DIRECTIONS: Arrange the part of the material that opens with the line containing "For every button, label, input, icon, or" and closes with the line containing "bar-2024-korea <box>268 270 349 286</box>", both lines included, as a JSON list of strings with one string per line. Leave out blank lines and the pictures.

RECORDS PROVIDED:
================

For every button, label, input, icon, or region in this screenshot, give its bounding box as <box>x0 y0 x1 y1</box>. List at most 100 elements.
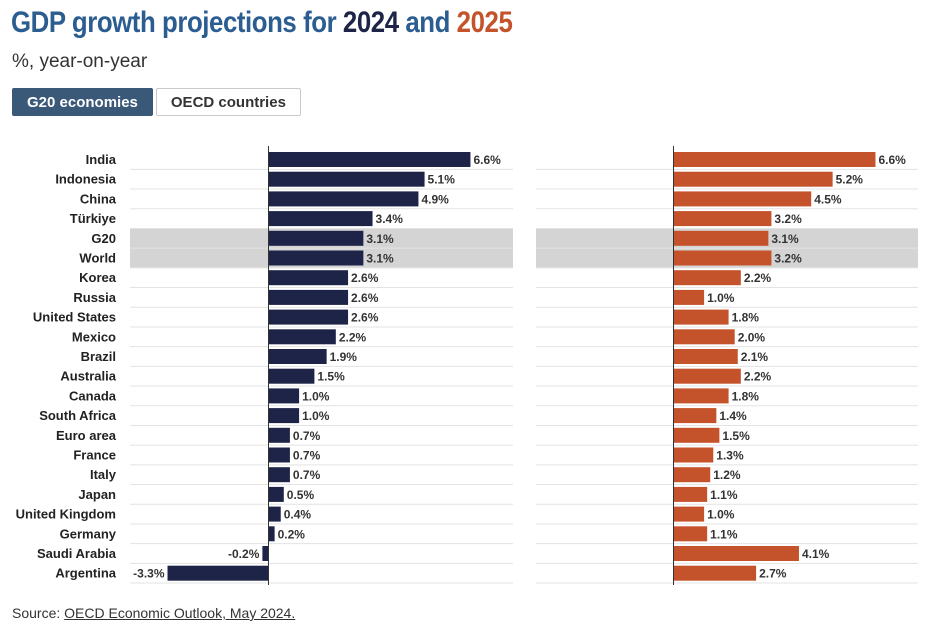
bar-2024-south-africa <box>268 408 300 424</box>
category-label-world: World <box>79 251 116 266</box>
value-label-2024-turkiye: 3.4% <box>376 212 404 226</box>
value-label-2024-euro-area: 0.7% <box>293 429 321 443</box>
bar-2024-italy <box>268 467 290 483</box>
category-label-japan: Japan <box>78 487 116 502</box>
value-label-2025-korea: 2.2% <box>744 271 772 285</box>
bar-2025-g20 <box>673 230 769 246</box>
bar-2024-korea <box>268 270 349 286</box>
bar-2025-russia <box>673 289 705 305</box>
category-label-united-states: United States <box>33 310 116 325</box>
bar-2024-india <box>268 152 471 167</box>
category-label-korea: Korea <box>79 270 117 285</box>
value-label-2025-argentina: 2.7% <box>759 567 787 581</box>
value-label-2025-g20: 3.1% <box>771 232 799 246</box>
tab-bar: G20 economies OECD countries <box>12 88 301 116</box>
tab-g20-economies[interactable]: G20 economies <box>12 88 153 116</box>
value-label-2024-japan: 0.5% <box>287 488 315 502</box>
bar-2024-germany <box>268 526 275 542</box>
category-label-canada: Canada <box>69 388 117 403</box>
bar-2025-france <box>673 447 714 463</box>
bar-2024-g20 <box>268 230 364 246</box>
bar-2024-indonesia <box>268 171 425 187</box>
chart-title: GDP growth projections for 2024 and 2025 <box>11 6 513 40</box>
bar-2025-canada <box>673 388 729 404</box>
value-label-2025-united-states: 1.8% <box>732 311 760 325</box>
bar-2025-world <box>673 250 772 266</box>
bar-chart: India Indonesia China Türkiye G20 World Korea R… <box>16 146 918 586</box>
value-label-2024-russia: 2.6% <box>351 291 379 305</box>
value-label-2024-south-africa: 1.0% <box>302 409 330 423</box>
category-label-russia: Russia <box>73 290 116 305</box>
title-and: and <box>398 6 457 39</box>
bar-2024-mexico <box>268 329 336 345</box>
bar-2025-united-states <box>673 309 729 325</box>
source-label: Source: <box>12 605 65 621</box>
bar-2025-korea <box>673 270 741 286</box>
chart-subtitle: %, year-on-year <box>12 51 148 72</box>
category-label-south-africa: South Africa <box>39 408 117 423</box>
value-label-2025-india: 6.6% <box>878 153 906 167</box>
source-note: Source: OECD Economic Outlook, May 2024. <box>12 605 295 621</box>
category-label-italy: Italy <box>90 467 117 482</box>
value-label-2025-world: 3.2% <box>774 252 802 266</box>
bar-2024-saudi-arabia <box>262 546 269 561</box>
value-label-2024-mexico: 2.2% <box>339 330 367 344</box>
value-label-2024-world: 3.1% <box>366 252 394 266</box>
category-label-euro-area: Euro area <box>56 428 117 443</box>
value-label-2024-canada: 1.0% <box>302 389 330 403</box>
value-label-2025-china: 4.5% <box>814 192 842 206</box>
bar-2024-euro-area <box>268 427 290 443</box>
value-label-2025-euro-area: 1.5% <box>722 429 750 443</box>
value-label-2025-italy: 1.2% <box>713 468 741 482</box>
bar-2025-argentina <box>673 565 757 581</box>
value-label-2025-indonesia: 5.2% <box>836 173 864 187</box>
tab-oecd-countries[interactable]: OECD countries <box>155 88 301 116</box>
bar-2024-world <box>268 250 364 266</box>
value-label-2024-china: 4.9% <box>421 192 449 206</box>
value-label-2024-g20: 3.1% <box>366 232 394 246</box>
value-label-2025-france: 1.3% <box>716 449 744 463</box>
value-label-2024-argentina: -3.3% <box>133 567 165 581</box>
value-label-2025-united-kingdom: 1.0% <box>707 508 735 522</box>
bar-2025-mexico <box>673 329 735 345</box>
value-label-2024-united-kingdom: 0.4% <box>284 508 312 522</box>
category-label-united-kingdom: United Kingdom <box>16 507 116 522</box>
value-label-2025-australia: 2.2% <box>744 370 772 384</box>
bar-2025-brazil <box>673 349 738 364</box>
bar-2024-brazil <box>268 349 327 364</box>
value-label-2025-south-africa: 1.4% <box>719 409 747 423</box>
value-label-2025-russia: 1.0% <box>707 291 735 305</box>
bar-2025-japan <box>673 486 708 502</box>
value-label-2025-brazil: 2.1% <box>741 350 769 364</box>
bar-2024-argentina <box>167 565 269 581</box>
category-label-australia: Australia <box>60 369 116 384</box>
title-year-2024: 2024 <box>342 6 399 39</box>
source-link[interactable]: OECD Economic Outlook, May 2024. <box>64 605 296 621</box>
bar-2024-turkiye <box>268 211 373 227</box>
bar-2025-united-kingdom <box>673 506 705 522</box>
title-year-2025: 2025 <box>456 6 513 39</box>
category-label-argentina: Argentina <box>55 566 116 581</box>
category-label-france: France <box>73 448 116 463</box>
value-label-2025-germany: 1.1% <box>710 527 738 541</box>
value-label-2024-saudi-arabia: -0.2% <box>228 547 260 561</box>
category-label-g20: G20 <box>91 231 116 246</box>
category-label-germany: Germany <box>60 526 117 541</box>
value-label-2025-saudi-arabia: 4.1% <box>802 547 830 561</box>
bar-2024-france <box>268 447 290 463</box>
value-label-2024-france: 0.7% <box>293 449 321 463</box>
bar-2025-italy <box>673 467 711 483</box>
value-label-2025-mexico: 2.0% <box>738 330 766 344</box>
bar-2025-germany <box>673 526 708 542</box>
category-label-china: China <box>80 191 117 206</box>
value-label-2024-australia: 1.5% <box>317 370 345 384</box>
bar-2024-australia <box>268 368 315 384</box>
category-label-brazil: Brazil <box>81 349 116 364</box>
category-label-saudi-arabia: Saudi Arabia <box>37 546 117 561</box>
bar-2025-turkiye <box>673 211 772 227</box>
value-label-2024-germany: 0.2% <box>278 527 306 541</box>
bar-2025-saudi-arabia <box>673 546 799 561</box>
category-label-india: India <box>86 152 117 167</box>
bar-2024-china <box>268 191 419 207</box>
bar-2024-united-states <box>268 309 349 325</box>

================

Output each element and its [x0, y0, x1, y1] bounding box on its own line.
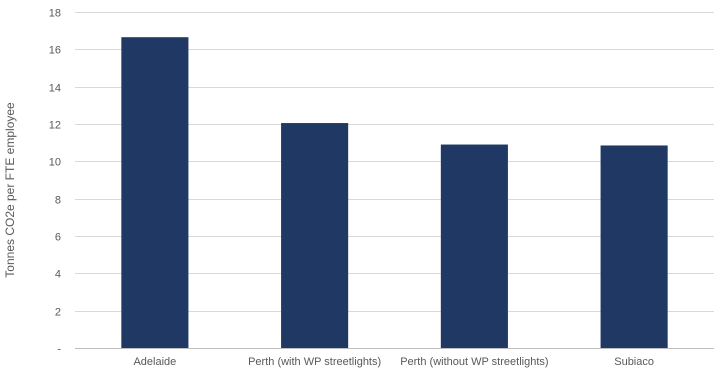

================

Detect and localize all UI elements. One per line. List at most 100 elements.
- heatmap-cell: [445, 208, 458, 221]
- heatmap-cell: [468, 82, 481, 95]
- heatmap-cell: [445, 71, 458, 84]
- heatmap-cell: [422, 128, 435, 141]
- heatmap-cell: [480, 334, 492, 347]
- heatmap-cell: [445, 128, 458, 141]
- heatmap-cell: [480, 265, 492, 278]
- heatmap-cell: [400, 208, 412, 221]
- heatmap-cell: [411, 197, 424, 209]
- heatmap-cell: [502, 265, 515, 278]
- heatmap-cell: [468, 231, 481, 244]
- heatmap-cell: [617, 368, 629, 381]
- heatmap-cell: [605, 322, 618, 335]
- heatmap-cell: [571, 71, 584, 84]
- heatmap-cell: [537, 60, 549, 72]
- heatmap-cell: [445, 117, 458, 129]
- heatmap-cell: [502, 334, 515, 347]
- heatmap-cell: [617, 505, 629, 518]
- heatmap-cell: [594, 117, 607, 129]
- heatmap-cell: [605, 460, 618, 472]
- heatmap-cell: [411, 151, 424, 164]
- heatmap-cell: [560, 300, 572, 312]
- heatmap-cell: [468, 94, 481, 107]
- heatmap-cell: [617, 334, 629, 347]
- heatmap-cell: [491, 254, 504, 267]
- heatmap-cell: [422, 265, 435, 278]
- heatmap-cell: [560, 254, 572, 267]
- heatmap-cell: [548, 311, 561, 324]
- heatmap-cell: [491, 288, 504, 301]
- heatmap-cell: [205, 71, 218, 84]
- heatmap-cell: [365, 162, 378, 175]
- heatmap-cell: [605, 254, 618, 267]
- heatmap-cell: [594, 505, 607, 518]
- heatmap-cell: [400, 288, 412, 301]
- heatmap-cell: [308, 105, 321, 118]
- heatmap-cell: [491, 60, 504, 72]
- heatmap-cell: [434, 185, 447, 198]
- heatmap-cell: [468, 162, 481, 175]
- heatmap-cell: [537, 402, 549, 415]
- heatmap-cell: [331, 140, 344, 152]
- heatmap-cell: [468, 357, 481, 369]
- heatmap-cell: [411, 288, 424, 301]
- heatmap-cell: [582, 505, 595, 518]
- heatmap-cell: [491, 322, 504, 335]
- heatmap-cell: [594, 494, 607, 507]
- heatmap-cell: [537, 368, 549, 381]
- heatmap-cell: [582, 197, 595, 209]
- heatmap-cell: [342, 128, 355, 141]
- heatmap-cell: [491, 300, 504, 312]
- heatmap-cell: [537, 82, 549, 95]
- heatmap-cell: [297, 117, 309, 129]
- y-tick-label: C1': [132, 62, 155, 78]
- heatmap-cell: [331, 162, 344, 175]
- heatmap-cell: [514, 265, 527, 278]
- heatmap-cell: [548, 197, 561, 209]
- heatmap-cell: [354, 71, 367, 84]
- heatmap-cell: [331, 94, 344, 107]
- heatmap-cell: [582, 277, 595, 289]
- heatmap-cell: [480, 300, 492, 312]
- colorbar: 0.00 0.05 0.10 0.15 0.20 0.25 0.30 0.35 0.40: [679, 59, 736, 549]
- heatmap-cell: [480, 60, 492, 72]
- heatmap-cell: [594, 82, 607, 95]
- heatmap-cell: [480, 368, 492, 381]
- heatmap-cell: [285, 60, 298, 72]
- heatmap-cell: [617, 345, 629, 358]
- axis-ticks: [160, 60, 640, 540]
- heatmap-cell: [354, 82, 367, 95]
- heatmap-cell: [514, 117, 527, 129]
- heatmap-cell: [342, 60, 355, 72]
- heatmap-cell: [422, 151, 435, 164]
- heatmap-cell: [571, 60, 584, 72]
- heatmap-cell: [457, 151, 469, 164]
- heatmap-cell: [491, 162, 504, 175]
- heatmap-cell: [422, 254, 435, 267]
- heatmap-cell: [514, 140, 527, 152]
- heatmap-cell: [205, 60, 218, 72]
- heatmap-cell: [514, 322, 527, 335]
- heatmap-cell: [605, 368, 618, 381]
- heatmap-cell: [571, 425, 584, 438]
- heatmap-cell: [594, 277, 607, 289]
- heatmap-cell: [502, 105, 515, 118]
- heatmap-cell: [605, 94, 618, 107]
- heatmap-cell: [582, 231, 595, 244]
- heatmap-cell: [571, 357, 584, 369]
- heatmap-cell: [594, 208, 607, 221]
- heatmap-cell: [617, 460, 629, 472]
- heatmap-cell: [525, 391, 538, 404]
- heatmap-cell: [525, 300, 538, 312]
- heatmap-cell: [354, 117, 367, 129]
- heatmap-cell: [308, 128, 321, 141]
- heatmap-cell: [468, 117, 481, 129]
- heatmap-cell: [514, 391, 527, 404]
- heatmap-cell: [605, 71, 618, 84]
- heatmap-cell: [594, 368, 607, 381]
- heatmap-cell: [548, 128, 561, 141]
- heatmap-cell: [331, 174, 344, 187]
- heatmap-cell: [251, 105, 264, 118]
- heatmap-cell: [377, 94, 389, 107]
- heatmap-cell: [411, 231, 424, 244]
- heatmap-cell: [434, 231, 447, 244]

================

SOLUTION:
[
  "For every button, label, input, icon, or region in this screenshot, give its bounding box as <box>x0 y0 x1 y1</box>. List at most 100 elements.",
  "bar-2024-south-africa <box>268 408 300 424</box>",
  "category-label-world: World <box>79 251 116 266</box>",
  "value-label-2024-turkiye: 3.4% <box>376 212 404 226</box>",
  "value-label-2024-euro-area: 0.7% <box>293 429 321 443</box>",
  "bar-2024-italy <box>268 467 290 483</box>",
  "category-label-japan: Japan <box>78 487 116 502</box>",
  "value-label-2025-korea: 2.2% <box>744 271 772 285</box>",
  "bar-2025-g20 <box>673 230 769 246</box>",
  "bar-2024-korea <box>268 270 349 286</box>"
]